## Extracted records
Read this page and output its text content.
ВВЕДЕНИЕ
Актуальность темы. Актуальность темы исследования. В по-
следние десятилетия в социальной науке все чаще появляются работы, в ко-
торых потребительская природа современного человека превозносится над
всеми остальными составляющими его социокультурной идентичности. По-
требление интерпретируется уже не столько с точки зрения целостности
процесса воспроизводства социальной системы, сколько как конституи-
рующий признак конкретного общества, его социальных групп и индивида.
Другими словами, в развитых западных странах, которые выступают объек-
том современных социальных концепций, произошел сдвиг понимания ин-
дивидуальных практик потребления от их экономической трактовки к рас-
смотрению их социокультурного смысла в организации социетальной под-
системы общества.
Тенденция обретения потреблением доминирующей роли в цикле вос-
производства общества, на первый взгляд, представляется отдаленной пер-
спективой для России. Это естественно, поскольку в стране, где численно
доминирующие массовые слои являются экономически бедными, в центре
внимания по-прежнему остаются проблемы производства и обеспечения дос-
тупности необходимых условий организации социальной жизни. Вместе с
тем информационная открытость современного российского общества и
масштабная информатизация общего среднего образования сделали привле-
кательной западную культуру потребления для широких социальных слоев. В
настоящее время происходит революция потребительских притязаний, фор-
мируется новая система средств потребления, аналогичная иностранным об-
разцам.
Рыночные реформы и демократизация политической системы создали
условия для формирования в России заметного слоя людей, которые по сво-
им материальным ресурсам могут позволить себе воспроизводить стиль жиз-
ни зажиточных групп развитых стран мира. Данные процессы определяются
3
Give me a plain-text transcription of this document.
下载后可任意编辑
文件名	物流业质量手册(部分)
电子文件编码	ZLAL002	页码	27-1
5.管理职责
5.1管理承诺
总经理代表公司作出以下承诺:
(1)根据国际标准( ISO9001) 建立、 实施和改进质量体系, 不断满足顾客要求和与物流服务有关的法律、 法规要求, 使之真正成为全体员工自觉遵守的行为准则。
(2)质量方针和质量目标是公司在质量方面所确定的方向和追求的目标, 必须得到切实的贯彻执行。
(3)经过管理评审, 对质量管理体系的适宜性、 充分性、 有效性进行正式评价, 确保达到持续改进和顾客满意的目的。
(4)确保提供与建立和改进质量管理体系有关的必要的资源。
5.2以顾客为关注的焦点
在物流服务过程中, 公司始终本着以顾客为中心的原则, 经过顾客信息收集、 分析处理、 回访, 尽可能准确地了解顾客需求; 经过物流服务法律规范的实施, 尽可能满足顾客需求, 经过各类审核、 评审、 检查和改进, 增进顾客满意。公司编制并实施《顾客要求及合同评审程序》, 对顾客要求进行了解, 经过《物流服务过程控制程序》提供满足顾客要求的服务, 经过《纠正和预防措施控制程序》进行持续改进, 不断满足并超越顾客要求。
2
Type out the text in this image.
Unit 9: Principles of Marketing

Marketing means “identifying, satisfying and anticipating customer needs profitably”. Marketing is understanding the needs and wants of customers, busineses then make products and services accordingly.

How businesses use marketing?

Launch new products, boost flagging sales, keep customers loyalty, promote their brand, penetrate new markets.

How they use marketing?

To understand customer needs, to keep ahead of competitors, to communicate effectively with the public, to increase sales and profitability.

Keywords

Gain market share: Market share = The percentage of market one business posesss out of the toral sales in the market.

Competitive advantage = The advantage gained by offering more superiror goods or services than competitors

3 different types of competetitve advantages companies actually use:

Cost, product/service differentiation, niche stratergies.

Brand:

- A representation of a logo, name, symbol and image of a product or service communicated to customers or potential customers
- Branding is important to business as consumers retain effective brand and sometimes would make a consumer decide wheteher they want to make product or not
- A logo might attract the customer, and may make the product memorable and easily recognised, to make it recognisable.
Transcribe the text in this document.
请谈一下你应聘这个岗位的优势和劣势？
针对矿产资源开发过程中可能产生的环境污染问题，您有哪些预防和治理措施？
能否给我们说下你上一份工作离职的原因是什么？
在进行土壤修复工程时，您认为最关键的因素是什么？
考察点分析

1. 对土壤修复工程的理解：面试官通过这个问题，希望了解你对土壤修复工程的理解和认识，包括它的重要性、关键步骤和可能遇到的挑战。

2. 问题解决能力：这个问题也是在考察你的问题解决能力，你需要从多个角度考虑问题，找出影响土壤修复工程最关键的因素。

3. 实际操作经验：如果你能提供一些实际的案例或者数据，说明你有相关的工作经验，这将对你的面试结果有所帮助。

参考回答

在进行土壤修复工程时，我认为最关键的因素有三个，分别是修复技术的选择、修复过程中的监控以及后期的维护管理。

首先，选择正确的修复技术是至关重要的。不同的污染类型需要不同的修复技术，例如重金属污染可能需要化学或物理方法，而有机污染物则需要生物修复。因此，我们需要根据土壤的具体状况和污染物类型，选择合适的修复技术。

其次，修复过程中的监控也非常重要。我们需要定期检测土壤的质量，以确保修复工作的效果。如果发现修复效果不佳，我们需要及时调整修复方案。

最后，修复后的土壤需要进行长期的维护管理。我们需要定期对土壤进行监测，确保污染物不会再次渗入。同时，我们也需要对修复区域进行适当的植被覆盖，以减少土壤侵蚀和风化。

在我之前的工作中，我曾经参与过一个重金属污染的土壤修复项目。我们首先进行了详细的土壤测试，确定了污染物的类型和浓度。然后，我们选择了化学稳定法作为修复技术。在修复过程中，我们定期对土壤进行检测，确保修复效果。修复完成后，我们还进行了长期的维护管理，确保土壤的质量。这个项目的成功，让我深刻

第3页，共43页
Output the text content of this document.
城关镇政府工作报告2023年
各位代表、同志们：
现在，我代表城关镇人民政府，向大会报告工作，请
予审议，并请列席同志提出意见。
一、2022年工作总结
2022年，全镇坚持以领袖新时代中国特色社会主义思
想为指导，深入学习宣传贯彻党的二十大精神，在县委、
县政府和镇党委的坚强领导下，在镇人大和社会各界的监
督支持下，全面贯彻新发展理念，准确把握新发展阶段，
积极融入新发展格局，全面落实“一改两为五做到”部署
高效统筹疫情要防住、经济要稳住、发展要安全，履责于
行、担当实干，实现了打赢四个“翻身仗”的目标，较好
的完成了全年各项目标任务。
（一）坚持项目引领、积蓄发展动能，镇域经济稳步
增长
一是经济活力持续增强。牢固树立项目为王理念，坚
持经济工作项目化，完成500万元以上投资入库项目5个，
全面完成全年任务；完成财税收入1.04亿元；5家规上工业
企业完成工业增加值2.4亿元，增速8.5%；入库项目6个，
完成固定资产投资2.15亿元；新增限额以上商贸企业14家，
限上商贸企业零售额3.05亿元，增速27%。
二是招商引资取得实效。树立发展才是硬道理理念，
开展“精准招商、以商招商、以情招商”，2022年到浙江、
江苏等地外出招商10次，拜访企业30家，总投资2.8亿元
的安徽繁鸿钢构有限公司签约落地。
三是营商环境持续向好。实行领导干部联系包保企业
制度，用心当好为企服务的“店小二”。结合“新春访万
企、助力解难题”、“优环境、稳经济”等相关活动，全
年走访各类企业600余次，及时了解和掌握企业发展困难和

## STATED EXERCISE
Each record above should be restated word for word.

## TASK OUTPUT
Read this page and output its text content.
ВВЕДЕНИЕ
Актуальность темы. Актуальность темы исследования. В по-
следние десятилетия в социальной науке все чаще появляются работы, в ко-
торых потребительская природа современного человека превозносится над
всеми остальными составляющими его социокультурной идентичности. По-
требление интерпретируется уже не столько с точки зрения целостности
процесса воспроизводства социальной системы, сколько как конституи-
рующий признак конкретного общества, его социальных групп и индивида.
Другими словами, в развитых западных странах, которые выступают объек-
том современных социальных концепций, произошел сдвиг понимания ин-
дивидуальных практик потребления от их экономической трактовки к рас-
смотрению их социокультурного смысла в организации социетальной под-
системы общества.
Тенденция обретения потреблением доминирующей роли в цикле вос-
производства общества, на первый взгляд, представляется отдаленной пер-
спективой для России. Это естественно, поскольку в стране, где численно
доминирующие массовые слои являются экономически бедными, в центре
внимания по-прежнему остаются проблемы производства и обеспечения дос-
тупности необходимых условий организации социальной жизни. Вместе с
тем информационная открытость современного российского общества и
масштабная информатизация общего среднего образования сделали привле-
кательной западную культуру потребления для широких социальных слоев. В
настоящее время происходит революция потребительских притязаний, фор-
мируется новая система средств потребления, аналогичная иностранным об-
разцам.
Рыночные реформы и демократизация политической системы создали
условия для формирования в России заметного слоя людей, которые по сво-
им материальным ресурсам могут позволить себе воспроизводить стиль жиз-
ни зажиточных групп развитых стран мира. Данные процессы определяются
3
Give me a plain-text transcription of this document.
下载后可任意编辑
文件名	物流业质量手册(部分)
电子文件编码	ZLAL002	页码	27-1
5.管理职责
5.1管理承诺
总经理代表公司作出以下承诺:
(1)根据国际标准( ISO9001) 建立、 实施和改进质量体系, 不断满足顾客要求和与物流服务有关的法律、 法规要求, 使之真正成为全体员工自觉遵守的行为准则。
(2)质量方针和质量目标是公司在质量方面所确定的方向和追求的目标, 必须得到切实的贯彻执行。
(3)经过管理评审, 对质量管理体系的适宜性、 充分性、 有效性进行正式评价, 确保达到持续改进和顾客满意的目的。
(4)确保提供与建立和改进质量管理体系有关的必要的资源。
5.2以顾客为关注的焦点
在物流服务过程中, 公司始终本着以顾客为中心的原则, 经过顾客信息收集、 分析处理、 回访, 尽可能准确地了解顾客需求; 经过物流服务法律规范的实施, 尽可能满足顾客需求, 经过各类审核、 评审、 检查和改进, 增进顾客满意。公司编制并实施《顾客要求及合同评审程序》, 对顾客要求进行了解, 经过《物流服务过程控制程序》提供满足顾客要求的服务, 经过《纠正和预防措施控制程序》进行持续改进, 不断满足并超越顾客要求。
2
Type out the text in this image.
Unit 9: Principles of Marketing

Marketing means “identifying, satisfying and anticipating customer needs profitably”. Marketing is understanding the needs and wants of customers, busineses then make products and services accordingly.

How businesses use marketing?

Launch new products, boost flagging sales, keep customers loyalty, promote their brand, penetrate new markets.

How they use marketing?

To understand customer needs, to keep ahead of competitors, to communicate effectively with the public, to increase sales and profitability.

Keywords

Gain market share: Market share = The percentage of market one business posesss out of the toral sales in the market.

Competitive advantage = The advantage gained by offering more superiror goods or services than competitors

3 different types of competetitve advantages companies actually use:

Cost, product/service differentiation, niche stratergies.

Brand:

- A representation of a logo, name, symbol and image of a product or service communicated to customers or potential customers
- Branding is important to business as consumers retain effective brand and sometimes would make a consumer decide wheteher they want to make product or not
- A logo might attract the customer, and may make the product memorable and easily recognised, to make it recognisable.
Transcribe the text in this document.
请谈一下你应聘这个岗位的优势和劣势？
针对矿产资源开发过程中可能产生的环境污染问题，您有哪些预防和治理措施？
能否给我们说下你上一份工作离职的原因是什么？
在进行土壤修复工程时，您认为最关键的因素是什么？
考察点分析

1. 对土壤修复工程的理解：面试官通过这个问题，希望了解你对土壤修复工程的理解和认识，包括它的重要性、关键步骤和可能遇到的挑战。

2. 问题解决能力：这个问题也是在考察你的问题解决能力，你需要从多个角度考虑问题，找出影响土壤修复工程最关键的因素。

3. 实际操作经验：如果你能提供一些实际的案例或者数据，说明你有相关的工作经验，这将对你的面试结果有所帮助。

参考回答

在进行土壤修复工程时，我认为最关键的因素有三个，分别是修复技术的选择、修复过程中的监控以及后期的维护管理。

首先，选择正确的修复技术是至关重要的。不同的污染类型需要不同的修复技术，例如重金属污染可能需要化学或物理方法，而有机污染物则需要生物修复。因此，我们需要根据土壤的具体状况和污染物类型，选择合适的修复技术。

其次，修复过程中的监控也非常重要。我们需要定期检测土壤的质量，以确保修复工作的效果。如果发现修复效果不佳，我们需要及时调整修复方案。

最后，修复后的土壤需要进行长期的维护管理。我们需要定期对土壤进行监测，确保污染物不会再次渗入。同时，我们也需要对修复区域进行适当的植被覆盖，以减少土壤侵蚀和风化。

在我之前的工作中，我曾经参与过一个重金属污染的土壤修复项目。我们首先进行了详细的土壤测试，确定了污染物的类型和浓度。然后，我们选择了化学稳定法作为修复技术。在修复过程中，我们定期对土壤进行检测，确保修复效果。修复完成后，我们还进行了长期的维护管理，确保土壤的质量。这个项目的成功，让我深刻

第3页，共43页
Output the text content of this document.
城关镇政府工作报告2023年
各位代表、同志们：
现在，我代表城关镇人民政府，向大会报告工作，请
予审议，并请列席同志提出意见。
一、2022年工作总结
2022年，全镇坚持以领袖新时代中国特色社会主义思
想为指导，深入学习宣传贯彻党的二十大精神，在县委、
县政府和镇党委的坚强领导下，在镇人大和社会各界的监
督支持下，全面贯彻新发展理念，准确把握新发展阶段，
积极融入新发展格局，全面落实“一改两为五做到”部署
高效统筹疫情要防住、经济要稳住、发展要安全，履责于
行、担当实干，实现了打赢四个“翻身仗”的目标，较好
的完成了全年各项目标任务。
（一）坚持项目引领、积蓄发展动能，镇域经济稳步
增长
一是经济活力持续增强。牢固树立项目为王理念，坚
持经济工作项目化，完成500万元以上投资入库项目5个，
全面完成全年任务；完成财税收入1.04亿元；5家规上工业
企业完成工业增加值2.4亿元，增速8.5%；入库项目6个，
完成固定资产投资2.15亿元；新增限额以上商贸企业14家，
限上商贸企业零售额3.05亿元，增速27%。
二是招商引资取得实效。树立发展才是硬道理理念，
开展“精准招商、以商招商、以情招商”，2022年到浙江、
江苏等地外出招商10次，拜访企业30家，总投资2.8亿元
的安徽繁鸿钢构有限公司签约落地。
三是营商环境持续向好。实行领导干部联系包保企业
制度，用心当好为企服务的“店小二”。结合“新春访万
企、助力解难题”、“优环境、稳经济”等相关活动，全
年走访各类企业600余次，及时了解和掌握企业发展困难和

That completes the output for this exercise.